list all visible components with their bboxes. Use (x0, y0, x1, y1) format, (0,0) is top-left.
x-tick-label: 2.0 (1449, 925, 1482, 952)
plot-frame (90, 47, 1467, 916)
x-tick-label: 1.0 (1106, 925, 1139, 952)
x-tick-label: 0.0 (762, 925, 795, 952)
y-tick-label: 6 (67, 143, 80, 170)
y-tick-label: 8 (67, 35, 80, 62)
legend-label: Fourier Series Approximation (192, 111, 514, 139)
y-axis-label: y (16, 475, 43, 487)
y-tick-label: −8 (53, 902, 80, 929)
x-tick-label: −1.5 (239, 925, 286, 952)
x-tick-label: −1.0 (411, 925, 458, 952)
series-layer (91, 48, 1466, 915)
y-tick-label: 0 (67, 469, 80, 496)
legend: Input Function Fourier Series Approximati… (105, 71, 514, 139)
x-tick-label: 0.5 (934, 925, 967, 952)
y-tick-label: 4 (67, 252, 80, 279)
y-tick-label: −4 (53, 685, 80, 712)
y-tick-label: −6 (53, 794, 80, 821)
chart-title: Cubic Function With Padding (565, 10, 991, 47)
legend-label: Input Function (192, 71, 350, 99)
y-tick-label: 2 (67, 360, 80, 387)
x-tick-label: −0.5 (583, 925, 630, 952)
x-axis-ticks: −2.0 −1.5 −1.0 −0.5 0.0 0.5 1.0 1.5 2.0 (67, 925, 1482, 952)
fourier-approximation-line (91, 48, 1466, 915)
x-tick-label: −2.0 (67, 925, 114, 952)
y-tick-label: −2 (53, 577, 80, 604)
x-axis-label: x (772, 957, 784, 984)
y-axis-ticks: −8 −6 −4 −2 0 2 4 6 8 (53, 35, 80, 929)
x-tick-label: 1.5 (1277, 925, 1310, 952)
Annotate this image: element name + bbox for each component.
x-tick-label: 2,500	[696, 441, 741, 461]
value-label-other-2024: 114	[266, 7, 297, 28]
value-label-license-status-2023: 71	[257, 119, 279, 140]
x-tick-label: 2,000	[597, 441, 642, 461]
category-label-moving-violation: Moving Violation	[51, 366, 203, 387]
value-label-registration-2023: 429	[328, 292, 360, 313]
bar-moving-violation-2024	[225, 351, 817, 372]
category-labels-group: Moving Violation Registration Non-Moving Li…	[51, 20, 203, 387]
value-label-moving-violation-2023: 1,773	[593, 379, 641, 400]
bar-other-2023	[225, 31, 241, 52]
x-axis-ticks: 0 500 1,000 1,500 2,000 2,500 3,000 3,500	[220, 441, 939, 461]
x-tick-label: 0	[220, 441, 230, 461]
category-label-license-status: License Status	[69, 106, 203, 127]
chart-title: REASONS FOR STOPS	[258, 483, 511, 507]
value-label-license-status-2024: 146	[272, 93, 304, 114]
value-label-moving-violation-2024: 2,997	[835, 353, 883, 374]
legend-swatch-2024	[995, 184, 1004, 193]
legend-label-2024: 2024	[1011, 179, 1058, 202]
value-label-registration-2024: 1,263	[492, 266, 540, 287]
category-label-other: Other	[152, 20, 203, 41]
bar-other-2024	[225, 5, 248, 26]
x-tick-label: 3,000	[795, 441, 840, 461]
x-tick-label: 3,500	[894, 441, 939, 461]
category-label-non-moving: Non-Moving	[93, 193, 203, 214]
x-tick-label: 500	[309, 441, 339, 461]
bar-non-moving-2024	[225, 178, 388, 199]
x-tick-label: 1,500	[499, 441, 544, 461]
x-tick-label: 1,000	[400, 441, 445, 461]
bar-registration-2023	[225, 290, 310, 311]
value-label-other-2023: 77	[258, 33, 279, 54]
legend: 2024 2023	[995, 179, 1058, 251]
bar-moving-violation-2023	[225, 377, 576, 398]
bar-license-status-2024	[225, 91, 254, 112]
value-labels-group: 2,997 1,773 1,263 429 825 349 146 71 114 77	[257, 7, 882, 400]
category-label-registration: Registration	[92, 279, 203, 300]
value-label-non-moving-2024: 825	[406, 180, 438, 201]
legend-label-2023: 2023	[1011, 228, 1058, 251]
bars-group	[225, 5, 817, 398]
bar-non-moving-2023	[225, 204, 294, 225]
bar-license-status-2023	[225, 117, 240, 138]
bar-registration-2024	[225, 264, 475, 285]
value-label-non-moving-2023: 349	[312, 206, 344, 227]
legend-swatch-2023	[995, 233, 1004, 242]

● ● ● ●

**Directions**:
Retype every line of the entries above, with the same characters, spacing and order.

**Problem solution**:
list all visible components with their bboxes. Use (x0, y0, x1, y1) format, (0,0) is top-left.
x-tick-label: 2.0 (1449, 925, 1482, 952)
plot-frame (90, 47, 1467, 916)
x-tick-label: 1.0 (1106, 925, 1139, 952)
x-tick-label: 0.0 (762, 925, 795, 952)
y-tick-label: 6 (67, 143, 80, 170)
y-tick-label: 8 (67, 35, 80, 62)
legend-label: Fourier Series Approximation (192, 111, 514, 139)
y-axis-label: y (16, 475, 43, 487)
y-tick-label: −8 (53, 902, 80, 929)
x-tick-label: −1.5 (239, 925, 286, 952)
x-tick-label: −1.0 (411, 925, 458, 952)
series-layer (91, 48, 1466, 915)
y-tick-label: 0 (67, 469, 80, 496)
legend: Input Function Fourier Series Approximati… (105, 71, 514, 139)
x-tick-label: 0.5 (934, 925, 967, 952)
y-tick-label: 4 (67, 252, 80, 279)
y-tick-label: −4 (53, 685, 80, 712)
y-tick-label: −6 (53, 794, 80, 821)
chart-title: Cubic Function With Padding (565, 10, 991, 47)
legend-label: Input Function (192, 71, 350, 99)
y-tick-label: 2 (67, 360, 80, 387)
x-tick-label: −0.5 (583, 925, 630, 952)
x-axis-ticks: −2.0 −1.5 −1.0 −0.5 0.0 0.5 1.0 1.5 2.0 (67, 925, 1482, 952)
fourier-approximation-line (91, 48, 1466, 915)
x-tick-label: −2.0 (67, 925, 114, 952)
y-tick-label: −2 (53, 577, 80, 604)
x-axis-label: x (772, 957, 784, 984)
y-axis-ticks: −8 −6 −4 −2 0 2 4 6 8 (53, 35, 80, 929)
x-tick-label: 1.5 (1277, 925, 1310, 952)
Annotate this image: element name + bbox for each component.
x-tick-label: 2,500	[696, 441, 741, 461]
value-label-other-2024: 114	[266, 7, 297, 28]
value-label-license-status-2023: 71	[257, 119, 279, 140]
x-tick-label: 2,000	[597, 441, 642, 461]
category-label-moving-violation: Moving Violation	[51, 366, 203, 387]
value-label-registration-2023: 429	[328, 292, 360, 313]
bar-moving-violation-2024	[225, 351, 817, 372]
category-labels-group: Moving Violation Registration Non-Moving Li…	[51, 20, 203, 387]
value-label-moving-violation-2023: 1,773	[593, 379, 641, 400]
bar-other-2023	[225, 31, 241, 52]
x-axis-ticks: 0 500 1,000 1,500 2,000 2,500 3,000 3,500	[220, 441, 939, 461]
x-tick-label: 0	[220, 441, 230, 461]
category-label-license-status: License Status	[69, 106, 203, 127]
chart-title: REASONS FOR STOPS	[258, 483, 511, 507]
value-label-license-status-2024: 146	[272, 93, 304, 114]
value-label-moving-violation-2024: 2,997	[835, 353, 883, 374]
legend-swatch-2024	[995, 184, 1004, 193]
legend-label-2024: 2024	[1011, 179, 1058, 202]
value-label-registration-2024: 1,263	[492, 266, 540, 287]
category-label-other: Other	[152, 20, 203, 41]
bar-other-2024	[225, 5, 248, 26]
x-tick-label: 3,000	[795, 441, 840, 461]
x-tick-label: 3,500	[894, 441, 939, 461]
category-label-non-moving: Non-Moving	[93, 193, 203, 214]
x-tick-label: 500	[309, 441, 339, 461]
bar-non-moving-2024	[225, 178, 388, 199]
x-tick-label: 1,500	[499, 441, 544, 461]
x-tick-label: 1,000	[400, 441, 445, 461]
bar-registration-2023	[225, 290, 310, 311]
value-label-other-2023: 77	[258, 33, 279, 54]
legend: 2024 2023	[995, 179, 1058, 251]
bar-moving-violation-2023	[225, 377, 576, 398]
bar-license-status-2024	[225, 91, 254, 112]
value-labels-group: 2,997 1,773 1,263 429 825 349 146 71 114 77	[257, 7, 882, 400]
category-label-registration: Registration	[92, 279, 203, 300]
value-label-non-moving-2024: 825	[406, 180, 438, 201]
legend-label-2023: 2023	[1011, 228, 1058, 251]
bars-group	[225, 5, 817, 398]
bar-non-moving-2023	[225, 204, 294, 225]
bar-license-status-2023	[225, 117, 240, 138]
bar-registration-2024	[225, 264, 475, 285]
value-label-non-moving-2023: 349	[312, 206, 344, 227]
legend-swatch-2023	[995, 233, 1004, 242]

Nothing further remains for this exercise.